Data items ::
********

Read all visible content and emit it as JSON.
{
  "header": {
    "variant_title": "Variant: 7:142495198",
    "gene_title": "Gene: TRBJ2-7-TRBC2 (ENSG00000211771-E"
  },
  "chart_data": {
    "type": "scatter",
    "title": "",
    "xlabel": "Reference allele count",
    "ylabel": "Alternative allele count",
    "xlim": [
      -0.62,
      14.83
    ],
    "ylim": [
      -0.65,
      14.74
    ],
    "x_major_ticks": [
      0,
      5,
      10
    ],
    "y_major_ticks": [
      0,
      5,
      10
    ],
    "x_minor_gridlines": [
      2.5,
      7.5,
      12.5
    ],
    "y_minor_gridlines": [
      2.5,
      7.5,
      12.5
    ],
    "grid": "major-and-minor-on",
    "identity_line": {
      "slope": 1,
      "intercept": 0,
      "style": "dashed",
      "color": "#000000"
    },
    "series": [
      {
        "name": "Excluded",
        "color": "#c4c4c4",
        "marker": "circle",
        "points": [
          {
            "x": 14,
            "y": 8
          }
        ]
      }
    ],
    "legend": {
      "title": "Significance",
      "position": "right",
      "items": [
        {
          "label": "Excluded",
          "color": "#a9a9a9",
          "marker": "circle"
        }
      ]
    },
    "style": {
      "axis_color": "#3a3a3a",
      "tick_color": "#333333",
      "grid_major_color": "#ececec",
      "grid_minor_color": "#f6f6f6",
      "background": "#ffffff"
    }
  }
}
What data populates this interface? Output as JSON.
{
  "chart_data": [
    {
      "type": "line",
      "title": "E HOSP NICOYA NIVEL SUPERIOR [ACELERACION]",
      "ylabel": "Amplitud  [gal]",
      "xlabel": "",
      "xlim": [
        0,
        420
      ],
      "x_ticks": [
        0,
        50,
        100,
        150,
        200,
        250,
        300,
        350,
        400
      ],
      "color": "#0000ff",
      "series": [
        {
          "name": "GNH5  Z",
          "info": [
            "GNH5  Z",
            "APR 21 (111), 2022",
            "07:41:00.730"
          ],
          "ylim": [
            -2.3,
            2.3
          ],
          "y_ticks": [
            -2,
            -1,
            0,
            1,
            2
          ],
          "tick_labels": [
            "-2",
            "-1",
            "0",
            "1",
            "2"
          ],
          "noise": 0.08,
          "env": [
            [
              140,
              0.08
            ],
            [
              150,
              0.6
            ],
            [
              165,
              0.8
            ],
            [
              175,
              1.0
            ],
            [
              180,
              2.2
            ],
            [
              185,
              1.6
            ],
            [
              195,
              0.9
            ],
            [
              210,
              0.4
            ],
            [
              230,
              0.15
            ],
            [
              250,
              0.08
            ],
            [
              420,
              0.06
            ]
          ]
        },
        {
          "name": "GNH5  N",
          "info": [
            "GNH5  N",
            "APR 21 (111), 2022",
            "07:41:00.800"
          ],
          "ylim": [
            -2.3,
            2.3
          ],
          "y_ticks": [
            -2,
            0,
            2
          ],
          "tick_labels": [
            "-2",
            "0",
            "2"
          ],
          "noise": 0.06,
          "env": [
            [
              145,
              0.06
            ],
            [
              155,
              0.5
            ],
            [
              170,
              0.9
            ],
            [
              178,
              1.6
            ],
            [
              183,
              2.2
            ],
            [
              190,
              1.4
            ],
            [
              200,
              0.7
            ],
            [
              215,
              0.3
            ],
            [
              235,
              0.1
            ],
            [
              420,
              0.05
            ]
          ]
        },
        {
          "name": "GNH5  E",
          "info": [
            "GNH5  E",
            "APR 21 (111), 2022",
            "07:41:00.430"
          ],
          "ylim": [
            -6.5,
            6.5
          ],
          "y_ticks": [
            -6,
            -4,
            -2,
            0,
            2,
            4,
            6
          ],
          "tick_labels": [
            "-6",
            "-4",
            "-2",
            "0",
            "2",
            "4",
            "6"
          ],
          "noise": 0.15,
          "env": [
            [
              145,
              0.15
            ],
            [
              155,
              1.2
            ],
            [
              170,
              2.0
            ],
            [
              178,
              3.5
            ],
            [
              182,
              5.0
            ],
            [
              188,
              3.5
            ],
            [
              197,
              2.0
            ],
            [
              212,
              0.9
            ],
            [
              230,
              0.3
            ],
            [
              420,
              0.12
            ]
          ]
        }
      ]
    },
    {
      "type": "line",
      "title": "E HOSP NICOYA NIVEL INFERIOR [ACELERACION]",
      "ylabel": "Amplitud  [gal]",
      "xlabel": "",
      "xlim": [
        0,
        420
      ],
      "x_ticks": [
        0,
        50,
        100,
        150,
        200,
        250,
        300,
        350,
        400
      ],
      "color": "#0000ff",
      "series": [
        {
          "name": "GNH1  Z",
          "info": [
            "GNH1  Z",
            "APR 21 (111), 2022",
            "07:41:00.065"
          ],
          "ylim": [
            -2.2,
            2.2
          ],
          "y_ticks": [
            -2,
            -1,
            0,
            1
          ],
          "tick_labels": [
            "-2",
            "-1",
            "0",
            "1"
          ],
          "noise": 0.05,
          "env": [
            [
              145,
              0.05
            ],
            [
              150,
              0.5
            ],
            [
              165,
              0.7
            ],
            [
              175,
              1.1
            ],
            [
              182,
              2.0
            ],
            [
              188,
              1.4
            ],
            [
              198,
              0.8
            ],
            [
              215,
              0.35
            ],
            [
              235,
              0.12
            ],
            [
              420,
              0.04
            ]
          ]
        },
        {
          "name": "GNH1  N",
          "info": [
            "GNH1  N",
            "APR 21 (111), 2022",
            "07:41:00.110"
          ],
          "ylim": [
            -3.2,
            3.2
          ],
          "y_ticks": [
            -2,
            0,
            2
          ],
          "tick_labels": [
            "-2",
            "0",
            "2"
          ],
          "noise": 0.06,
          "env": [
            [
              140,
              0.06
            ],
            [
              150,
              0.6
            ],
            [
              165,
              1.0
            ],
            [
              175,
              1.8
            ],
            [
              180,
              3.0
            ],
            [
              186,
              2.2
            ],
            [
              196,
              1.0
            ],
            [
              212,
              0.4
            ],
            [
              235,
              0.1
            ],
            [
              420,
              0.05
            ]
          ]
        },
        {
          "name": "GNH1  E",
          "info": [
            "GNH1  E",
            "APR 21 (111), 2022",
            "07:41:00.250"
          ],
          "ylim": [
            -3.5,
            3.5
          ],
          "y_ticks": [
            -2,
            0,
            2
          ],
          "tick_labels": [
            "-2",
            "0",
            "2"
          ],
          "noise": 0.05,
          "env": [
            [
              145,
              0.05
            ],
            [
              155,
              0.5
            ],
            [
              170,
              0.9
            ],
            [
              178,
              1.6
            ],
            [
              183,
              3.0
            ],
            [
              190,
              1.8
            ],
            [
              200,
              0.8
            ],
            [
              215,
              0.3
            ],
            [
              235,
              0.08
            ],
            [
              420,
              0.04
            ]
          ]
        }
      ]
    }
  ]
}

********

Task to carry out :: Wherever a line in the data above holds "NIVEL", copy that line.

Written reply ::
      "title": "E HOSP NICOYA NIVEL SUPERIOR [ACELERACION]",
      "title": "E HOSP NICOYA NIVEL INFERIOR [ACELERACION]",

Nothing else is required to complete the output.